> _Written problem_
Repeat the whole listing below, word for word.

+++ Data section +++

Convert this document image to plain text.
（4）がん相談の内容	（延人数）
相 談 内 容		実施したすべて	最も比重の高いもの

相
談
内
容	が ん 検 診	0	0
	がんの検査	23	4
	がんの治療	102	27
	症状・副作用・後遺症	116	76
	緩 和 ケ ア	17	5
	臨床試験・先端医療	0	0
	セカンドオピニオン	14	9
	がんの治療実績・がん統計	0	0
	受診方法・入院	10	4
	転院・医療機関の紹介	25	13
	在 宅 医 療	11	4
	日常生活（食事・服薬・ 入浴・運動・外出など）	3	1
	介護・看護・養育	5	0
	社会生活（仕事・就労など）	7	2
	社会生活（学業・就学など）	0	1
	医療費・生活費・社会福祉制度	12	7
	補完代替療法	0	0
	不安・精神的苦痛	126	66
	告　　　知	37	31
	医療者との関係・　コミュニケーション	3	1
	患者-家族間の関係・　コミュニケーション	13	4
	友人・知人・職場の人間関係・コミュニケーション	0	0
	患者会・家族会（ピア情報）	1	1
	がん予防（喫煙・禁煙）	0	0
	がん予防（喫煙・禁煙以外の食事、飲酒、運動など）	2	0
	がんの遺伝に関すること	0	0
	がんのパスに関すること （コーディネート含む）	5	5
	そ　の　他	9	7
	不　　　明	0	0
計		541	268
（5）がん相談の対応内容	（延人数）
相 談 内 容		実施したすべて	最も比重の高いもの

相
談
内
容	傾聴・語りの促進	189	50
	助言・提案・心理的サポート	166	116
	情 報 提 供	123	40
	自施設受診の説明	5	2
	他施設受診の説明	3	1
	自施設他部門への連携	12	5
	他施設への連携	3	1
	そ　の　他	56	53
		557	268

+++

> _Completed exercise_
Convert this document image to plain text.
（4）がん相談の内容	（延人数）
相 談 内 容		実施したすべて	最も比重の高いもの

相
談
内
容	が ん 検 診	0	0
	がんの検査	23	4
	がんの治療	102	27
	症状・副作用・後遺症	116	76
	緩 和 ケ ア	17	5
	臨床試験・先端医療	0	0
	セカンドオピニオン	14	9
	がんの治療実績・がん統計	0	0
	受診方法・入院	10	4
	転院・医療機関の紹介	25	13
	在 宅 医 療	11	4
	日常生活（食事・服薬・ 入浴・運動・外出など）	3	1
	介護・看護・養育	5	0
	社会生活（仕事・就労など）	7	2
	社会生活（学業・就学など）	0	1
	医療費・生活費・社会福祉制度	12	7
	補完代替療法	0	0
	不安・精神的苦痛	126	66
	告　　　知	37	31
	医療者との関係・　コミュニケーション	3	1
	患者-家族間の関係・　コミュニケーション	13	4
	友人・知人・職場の人間関係・コミュニケーション	0	0
	患者会・家族会（ピア情報）	1	1
	がん予防（喫煙・禁煙）	0	0
	がん予防（喫煙・禁煙以外の食事、飲酒、運動など）	2	0
	がんの遺伝に関すること	0	0
	がんのパスに関すること （コーディネート含む）	5	5
	そ　の　他	9	7
	不　　　明	0	0
計		541	268
（5）がん相談の対応内容	（延人数）
相 談 内 容		実施したすべて	最も比重の高いもの

相
談
内
容	傾聴・語りの促進	189	50
	助言・提案・心理的サポート	166	116
	情 報 提 供	123	40
	自施設受診の説明	5	2
	他施設受診の説明	3	1
	自施設他部門への連携	12	5
	他施設への連携	3	1
	そ　の　他	56	53
		557	268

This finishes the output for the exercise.